■ Exercise details ■
Set the data down again, exactly as it reads, but without the pictures.

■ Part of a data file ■
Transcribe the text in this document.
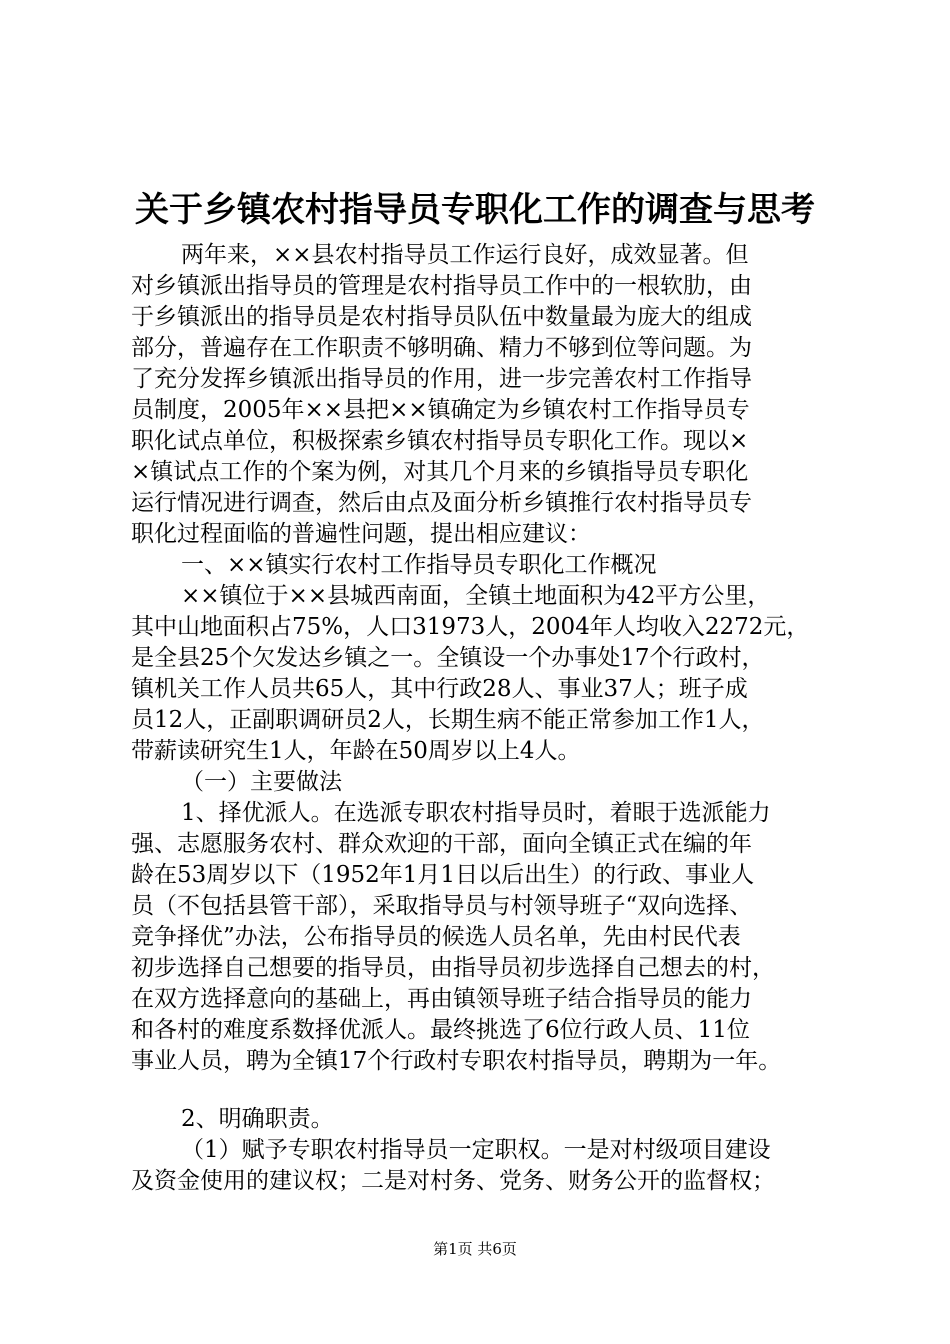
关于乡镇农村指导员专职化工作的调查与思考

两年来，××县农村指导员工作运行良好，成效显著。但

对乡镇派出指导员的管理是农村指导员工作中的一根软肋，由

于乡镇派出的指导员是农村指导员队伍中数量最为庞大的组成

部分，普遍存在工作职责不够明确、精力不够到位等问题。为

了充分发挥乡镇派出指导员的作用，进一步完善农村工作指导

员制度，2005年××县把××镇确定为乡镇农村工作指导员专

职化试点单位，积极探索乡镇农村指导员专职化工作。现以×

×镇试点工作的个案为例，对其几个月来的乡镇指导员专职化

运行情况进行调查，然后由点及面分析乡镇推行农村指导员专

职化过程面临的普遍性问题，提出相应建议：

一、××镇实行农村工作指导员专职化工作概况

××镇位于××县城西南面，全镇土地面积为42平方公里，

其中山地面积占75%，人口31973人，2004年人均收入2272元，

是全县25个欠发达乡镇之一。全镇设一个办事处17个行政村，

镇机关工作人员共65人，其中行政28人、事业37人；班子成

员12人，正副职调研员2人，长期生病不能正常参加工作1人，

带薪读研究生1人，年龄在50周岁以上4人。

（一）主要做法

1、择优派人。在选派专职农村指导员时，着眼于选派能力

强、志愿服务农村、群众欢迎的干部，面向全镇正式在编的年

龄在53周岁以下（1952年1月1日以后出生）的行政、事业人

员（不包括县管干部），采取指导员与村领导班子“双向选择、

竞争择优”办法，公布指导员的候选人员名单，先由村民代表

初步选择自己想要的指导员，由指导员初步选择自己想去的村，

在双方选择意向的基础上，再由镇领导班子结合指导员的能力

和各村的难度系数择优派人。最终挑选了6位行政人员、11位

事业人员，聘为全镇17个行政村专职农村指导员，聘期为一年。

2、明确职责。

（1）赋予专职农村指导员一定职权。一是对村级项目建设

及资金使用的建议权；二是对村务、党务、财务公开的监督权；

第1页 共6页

■ Finished answer ■
Transcribe the text in this document.
关于乡镇农村指导员专职化工作的调查与思考

两年来，××县农村指导员工作运行良好，成效显著。但

对乡镇派出指导员的管理是农村指导员工作中的一根软肋，由

于乡镇派出的指导员是农村指导员队伍中数量最为庞大的组成

部分，普遍存在工作职责不够明确、精力不够到位等问题。为

了充分发挥乡镇派出指导员的作用，进一步完善农村工作指导

员制度，2005年××县把××镇确定为乡镇农村工作指导员专

职化试点单位，积极探索乡镇农村指导员专职化工作。现以×

×镇试点工作的个案为例，对其几个月来的乡镇指导员专职化

运行情况进行调查，然后由点及面分析乡镇推行农村指导员专

职化过程面临的普遍性问题，提出相应建议：

一、××镇实行农村工作指导员专职化工作概况

××镇位于××县城西南面，全镇土地面积为42平方公里，

其中山地面积占75%，人口31973人，2004年人均收入2272元，

是全县25个欠发达乡镇之一。全镇设一个办事处17个行政村，

镇机关工作人员共65人，其中行政28人、事业37人；班子成

员12人，正副职调研员2人，长期生病不能正常参加工作1人，

带薪读研究生1人，年龄在50周岁以上4人。

（一）主要做法

1、择优派人。在选派专职农村指导员时，着眼于选派能力

强、志愿服务农村、群众欢迎的干部，面向全镇正式在编的年

龄在53周岁以下（1952年1月1日以后出生）的行政、事业人

员（不包括县管干部），采取指导员与村领导班子“双向选择、

竞争择优”办法，公布指导员的候选人员名单，先由村民代表

初步选择自己想要的指导员，由指导员初步选择自己想去的村，

在双方选择意向的基础上，再由镇领导班子结合指导员的能力

和各村的难度系数择优派人。最终挑选了6位行政人员、11位

事业人员，聘为全镇17个行政村专职农村指导员，聘期为一年。

2、明确职责。

（1）赋予专职农村指导员一定职权。一是对村级项目建设

及资金使用的建议权；二是对村务、党务、财务公开的监督权；

第1页 共6页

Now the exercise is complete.